## [Request]
Transcribe every line exactly and omit anything that is a picture.

================

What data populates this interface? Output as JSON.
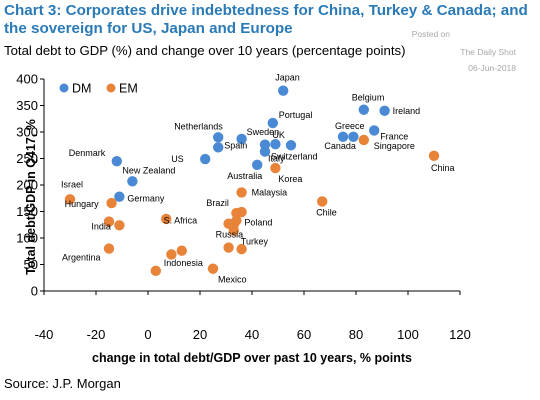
{
  "header": {
    "title": "Chart 3: Corporates drive indebtedness for China, Turkey & Canada; and the sovereign for US, Japan and Europe",
    "subtitle": "Total debt to GDP (%) and change over 10 years (percentage points)",
    "watermark_posted": "Posted on",
    "watermark_source": "The Daily Shot",
    "watermark_date": "06-Jun-2018"
  },
  "footer": {
    "source": "Source: J.P. Morgan"
  },
  "chart_data": {
    "type": "scatter",
    "xlabel": "change in total debt/GDP over past 10 years, % points",
    "ylabel": "Total debt/GDP in Q417, %",
    "xlim": [
      -40,
      120
    ],
    "ylim": [
      0,
      400
    ],
    "x_ticks": [
      -40,
      -20,
      0,
      20,
      40,
      60,
      80,
      100,
      120
    ],
    "y_ticks": [
      0,
      50,
      100,
      150,
      200,
      250,
      300,
      350,
      400
    ],
    "grid": false,
    "legend_position": "top-left",
    "series": [
      {
        "name": "DM",
        "color": "#4a8ad4",
        "points": [
          {
            "label": "Japan",
            "x": 52,
            "y": 378
          },
          {
            "label": "Belgium",
            "x": 83,
            "y": 342
          },
          {
            "label": "Ireland",
            "x": 91,
            "y": 340
          },
          {
            "label": "Portugal",
            "x": 48,
            "y": 317
          },
          {
            "label": "Netherlands",
            "x": 27,
            "y": 290
          },
          {
            "label": "Sweden",
            "x": 36,
            "y": 287
          },
          {
            "label": "France",
            "x": 87,
            "y": 303
          },
          {
            "label": "Greece",
            "x": 75,
            "y": 291
          },
          {
            "label": "Canada",
            "x": 79,
            "y": 291
          },
          {
            "label": "UK",
            "x": 49,
            "y": 277
          },
          {
            "label": "",
            "x": 45,
            "y": 276
          },
          {
            "label": "Switzerland",
            "x": 55,
            "y": 275
          },
          {
            "label": "Spain",
            "x": 27,
            "y": 271
          },
          {
            "label": "Italy",
            "x": 45,
            "y": 263
          },
          {
            "label": "US",
            "x": 22,
            "y": 249
          },
          {
            "label": "Australia",
            "x": 42,
            "y": 238
          },
          {
            "label": "Denmark",
            "x": -12,
            "y": 245
          },
          {
            "label": "New Zealand",
            "x": -6,
            "y": 207
          },
          {
            "label": "Germany",
            "x": -11,
            "y": 178
          }
        ]
      },
      {
        "name": "EM",
        "color": "#e8833a",
        "points": [
          {
            "label": "Singapore",
            "x": 83,
            "y": 285
          },
          {
            "label": "China",
            "x": 110,
            "y": 255
          },
          {
            "label": "Korea",
            "x": 49,
            "y": 232
          },
          {
            "label": "Malaysia",
            "x": 36,
            "y": 186
          },
          {
            "label": "Chile",
            "x": 67,
            "y": 169
          },
          {
            "label": "Israel",
            "x": -30,
            "y": 173
          },
          {
            "label": "Hungary",
            "x": -14,
            "y": 166
          },
          {
            "label": "Brazil",
            "x": 34,
            "y": 147
          },
          {
            "label": "",
            "x": 36,
            "y": 149
          },
          {
            "label": "Poland",
            "x": 34,
            "y": 133
          },
          {
            "label": "",
            "x": 7,
            "y": 136
          },
          {
            "label": "India",
            "x": -11,
            "y": 124
          },
          {
            "label": "",
            "x": -15,
            "y": 131
          },
          {
            "label": "S. Africa",
            "x": 31,
            "y": 127
          },
          {
            "label": "",
            "x": 33,
            "y": 125
          },
          {
            "label": "Turkey",
            "x": 33,
            "y": 114
          },
          {
            "label": "Russia",
            "x": 31,
            "y": 82
          },
          {
            "label": "",
            "x": 36,
            "y": 79
          },
          {
            "label": "Argentina",
            "x": -15,
            "y": 80
          },
          {
            "label": "",
            "x": 13,
            "y": 76
          },
          {
            "label": "",
            "x": 9,
            "y": 69
          },
          {
            "label": "Indonesia",
            "x": 3,
            "y": 38
          },
          {
            "label": "Mexico",
            "x": 25,
            "y": 42
          }
        ]
      }
    ]
  }
}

================

## [Exercise response]
What data populates this interface? Output as JSON.
{
  "header": {
    "title": "Chart 3: Corporates drive indebtedness for China, Turkey & Canada; and the sovereign for US, Japan and Europe",
    "subtitle": "Total debt to GDP (%) and change over 10 years (percentage points)",
    "watermark_posted": "Posted on",
    "watermark_source": "The Daily Shot",
    "watermark_date": "06-Jun-2018"
  },
  "footer": {
    "source": "Source: J.P. Morgan"
  },
  "chart_data": {
    "type": "scatter",
    "xlabel": "change in total debt/GDP over past 10 years, % points",
    "ylabel": "Total debt/GDP in Q417, %",
    "xlim": [
      -40,
      120
    ],
    "ylim": [
      0,
      400
    ],
    "x_ticks": [
      -40,
      -20,
      0,
      20,
      40,
      60,
      80,
      100,
      120
    ],
    "y_ticks": [
      0,
      50,
      100,
      150,
      200,
      250,
      300,
      350,
      400
    ],
    "grid": false,
    "legend_position": "top-left",
    "series": [
      {
        "name": "DM",
        "color": "#4a8ad4",
        "points": [
          {
            "label": "Japan",
            "x": 52,
            "y": 378
          },
          {
            "label": "Belgium",
            "x": 83,
            "y": 342
          },
          {
            "label": "Ireland",
            "x": 91,
            "y": 340
          },
          {
            "label": "Portugal",
            "x": 48,
            "y": 317
          },
          {
            "label": "Netherlands",
            "x": 27,
            "y": 290
          },
          {
            "label": "Sweden",
            "x": 36,
            "y": 287
          },
          {
            "label": "France",
            "x": 87,
            "y": 303
          },
          {
            "label": "Greece",
            "x": 75,
            "y": 291
          },
          {
            "label": "Canada",
            "x": 79,
            "y": 291
          },
          {
            "label": "UK",
            "x": 49,
            "y": 277
          },
          {
            "label": "",
            "x": 45,
            "y": 276
          },
          {
            "label": "Switzerland",
            "x": 55,
            "y": 275
          },
          {
            "label": "Spain",
            "x": 27,
            "y": 271
          },
          {
            "label": "Italy",
            "x": 45,
            "y": 263
          },
          {
            "label": "US",
            "x": 22,
            "y": 249
          },
          {
            "label": "Australia",
            "x": 42,
            "y": 238
          },
          {
            "label": "Denmark",
            "x": -12,
            "y": 245
          },
          {
            "label": "New Zealand",
            "x": -6,
            "y": 207
          },
          {
            "label": "Germany",
            "x": -11,
            "y": 178
          }
        ]
      },
      {
        "name": "EM",
        "color": "#e8833a",
        "points": [
          {
            "label": "Singapore",
            "x": 83,
            "y": 285
          },
          {
            "label": "China",
            "x": 110,
            "y": 255
          },
          {
            "label": "Korea",
            "x": 49,
            "y": 232
          },
          {
            "label": "Malaysia",
            "x": 36,
            "y": 186
          },
          {
            "label": "Chile",
            "x": 67,
            "y": 169
          },
          {
            "label": "Israel",
            "x": -30,
            "y": 173
          },
          {
            "label": "Hungary",
            "x": -14,
            "y": 166
          },
          {
            "label": "Brazil",
            "x": 34,
            "y": 147
          },
          {
            "label": "",
            "x": 36,
            "y": 149
          },
          {
            "label": "Poland",
            "x": 34,
            "y": 133
          },
          {
            "label": "",
            "x": 7,
            "y": 136
          },
          {
            "label": "India",
            "x": -11,
            "y": 124
          },
          {
            "label": "",
            "x": -15,
            "y": 131
          },
          {
            "label": "S. Africa",
            "x": 31,
            "y": 127
          },
          {
            "label": "",
            "x": 33,
            "y": 125
          },
          {
            "label": "Turkey",
            "x": 33,
            "y": 114
          },
          {
            "label": "Russia",
            "x": 31,
            "y": 82
          },
          {
            "label": "",
            "x": 36,
            "y": 79
          },
          {
            "label": "Argentina",
            "x": -15,
            "y": 80
          },
          {
            "label": "",
            "x": 13,
            "y": 76
          },
          {
            "label": "",
            "x": 9,
            "y": 69
          },
          {
            "label": "Indonesia",
            "x": 3,
            "y": 38
          },
          {
            "label": "Mexico",
            "x": 25,
            "y": 42
          }
        ]
      }
    ]
  }
}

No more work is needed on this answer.